What is needed here is an exact copy of every entry.

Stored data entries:
* START *
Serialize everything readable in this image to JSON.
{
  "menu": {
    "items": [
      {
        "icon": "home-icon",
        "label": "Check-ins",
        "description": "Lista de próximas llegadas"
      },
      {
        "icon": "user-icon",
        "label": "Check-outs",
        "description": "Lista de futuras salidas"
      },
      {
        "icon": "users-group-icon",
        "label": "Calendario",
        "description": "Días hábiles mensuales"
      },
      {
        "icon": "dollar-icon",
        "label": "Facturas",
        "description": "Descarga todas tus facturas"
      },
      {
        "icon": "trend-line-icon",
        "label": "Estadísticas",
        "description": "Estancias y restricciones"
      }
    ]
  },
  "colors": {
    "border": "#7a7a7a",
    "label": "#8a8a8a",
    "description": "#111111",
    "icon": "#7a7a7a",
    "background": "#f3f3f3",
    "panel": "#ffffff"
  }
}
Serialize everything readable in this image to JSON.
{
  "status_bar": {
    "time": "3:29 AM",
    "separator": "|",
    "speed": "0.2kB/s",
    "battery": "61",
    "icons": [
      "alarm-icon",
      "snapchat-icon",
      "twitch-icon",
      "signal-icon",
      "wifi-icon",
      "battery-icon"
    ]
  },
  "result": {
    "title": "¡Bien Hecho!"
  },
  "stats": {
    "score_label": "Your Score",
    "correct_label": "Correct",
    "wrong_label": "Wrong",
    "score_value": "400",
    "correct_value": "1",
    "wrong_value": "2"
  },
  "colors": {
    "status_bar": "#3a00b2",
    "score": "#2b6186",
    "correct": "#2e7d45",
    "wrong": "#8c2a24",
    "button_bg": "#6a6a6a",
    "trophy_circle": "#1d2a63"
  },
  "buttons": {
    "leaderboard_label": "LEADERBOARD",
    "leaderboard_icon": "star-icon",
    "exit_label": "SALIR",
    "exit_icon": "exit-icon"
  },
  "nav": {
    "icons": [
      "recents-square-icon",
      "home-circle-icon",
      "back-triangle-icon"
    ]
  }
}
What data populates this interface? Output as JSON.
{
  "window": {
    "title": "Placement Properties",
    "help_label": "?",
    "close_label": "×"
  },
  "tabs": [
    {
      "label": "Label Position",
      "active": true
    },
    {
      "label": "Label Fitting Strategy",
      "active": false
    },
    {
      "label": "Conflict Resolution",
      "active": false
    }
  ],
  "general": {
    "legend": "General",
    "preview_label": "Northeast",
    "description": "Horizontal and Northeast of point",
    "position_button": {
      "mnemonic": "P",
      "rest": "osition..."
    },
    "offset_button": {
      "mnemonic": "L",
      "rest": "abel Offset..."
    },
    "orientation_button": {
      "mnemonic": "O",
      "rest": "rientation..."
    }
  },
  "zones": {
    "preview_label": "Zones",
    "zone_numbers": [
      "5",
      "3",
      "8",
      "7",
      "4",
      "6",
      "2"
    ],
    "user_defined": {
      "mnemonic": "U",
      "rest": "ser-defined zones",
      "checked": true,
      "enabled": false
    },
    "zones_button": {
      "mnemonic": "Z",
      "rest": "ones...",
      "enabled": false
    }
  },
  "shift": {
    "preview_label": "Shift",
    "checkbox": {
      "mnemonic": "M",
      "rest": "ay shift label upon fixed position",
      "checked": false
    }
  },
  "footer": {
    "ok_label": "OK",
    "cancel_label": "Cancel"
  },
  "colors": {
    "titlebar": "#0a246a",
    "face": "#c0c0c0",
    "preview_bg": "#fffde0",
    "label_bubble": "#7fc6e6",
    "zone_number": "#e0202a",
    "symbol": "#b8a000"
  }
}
* END *
▸ Complete response
Serialize everything readable in this image to JSON.
{
  "menu": {
    "items": [
      {
        "icon": "home-icon",
        "label": "Check-ins",
        "description": "Lista de próximas llegadas"
      },
      {
        "icon": "user-icon",
        "label": "Check-outs",
        "description": "Lista de futuras salidas"
      },
      {
        "icon": "users-group-icon",
        "label": "Calendario",
        "description": "Días hábiles mensuales"
      },
      {
        "icon": "dollar-icon",
        "label": "Facturas",
        "description": "Descarga todas tus facturas"
      },
      {
        "icon": "trend-line-icon",
        "label": "Estadísticas",
        "description": "Estancias y restricciones"
      }
    ]
  },
  "colors": {
    "border": "#7a7a7a",
    "label": "#8a8a8a",
    "description": "#111111",
    "icon": "#7a7a7a",
    "background": "#f3f3f3",
    "panel": "#ffffff"
  }
}
Serialize everything readable in this image to JSON.
{
  "status_bar": {
    "time": "3:29 AM",
    "separator": "|",
    "speed": "0.2kB/s",
    "battery": "61",
    "icons": [
      "alarm-icon",
      "snapchat-icon",
      "twitch-icon",
      "signal-icon",
      "wifi-icon",
      "battery-icon"
    ]
  },
  "result": {
    "title": "¡Bien Hecho!"
  },
  "stats": {
    "score_label": "Your Score",
    "correct_label": "Correct",
    "wrong_label": "Wrong",
    "score_value": "400",
    "correct_value": "1",
    "wrong_value": "2"
  },
  "colors": {
    "status_bar": "#3a00b2",
    "score": "#2b6186",
    "correct": "#2e7d45",
    "wrong": "#8c2a24",
    "button_bg": "#6a6a6a",
    "trophy_circle": "#1d2a63"
  },
  "buttons": {
    "leaderboard_label": "LEADERBOARD",
    "leaderboard_icon": "star-icon",
    "exit_label": "SALIR",
    "exit_icon": "exit-icon"
  },
  "nav": {
    "icons": [
      "recents-square-icon",
      "home-circle-icon",
      "back-triangle-icon"
    ]
  }
}
What data populates this interface? Output as JSON.
{
  "window": {
    "title": "Placement Properties",
    "help_label": "?",
    "close_label": "×"
  },
  "tabs": [
    {
      "label": "Label Position",
      "active": true
    },
    {
      "label": "Label Fitting Strategy",
      "active": false
    },
    {
      "label": "Conflict Resolution",
      "active": false
    }
  ],
  "general": {
    "legend": "General",
    "preview_label": "Northeast",
    "description": "Horizontal and Northeast of point",
    "position_button": {
      "mnemonic": "P",
      "rest": "osition..."
    },
    "offset_button": {
      "mnemonic": "L",
      "rest": "abel Offset..."
    },
    "orientation_button": {
      "mnemonic": "O",
      "rest": "rientation..."
    }
  },
  "zones": {
    "preview_label": "Zones",
    "zone_numbers": [
      "5",
      "3",
      "8",
      "7",
      "4",
      "6",
      "2"
    ],
    "user_defined": {
      "mnemonic": "U",
      "rest": "ser-defined zones",
      "checked": true,
      "enabled": false
    },
    "zones_button": {
      "mnemonic": "Z",
      "rest": "ones...",
      "enabled": false
    }
  },
  "shift": {
    "preview_label": "Shift",
    "checkbox": {
      "mnemonic": "M",
      "rest": "ay shift label upon fixed position",
      "checked": false
    }
  },
  "footer": {
    "ok_label": "OK",
    "cancel_label": "Cancel"
  },
  "colors": {
    "titlebar": "#0a246a",
    "face": "#c0c0c0",
    "preview_bg": "#fffde0",
    "label_bubble": "#7fc6e6",
    "zone_number": "#e0202a",
    "symbol": "#b8a000"
  }
}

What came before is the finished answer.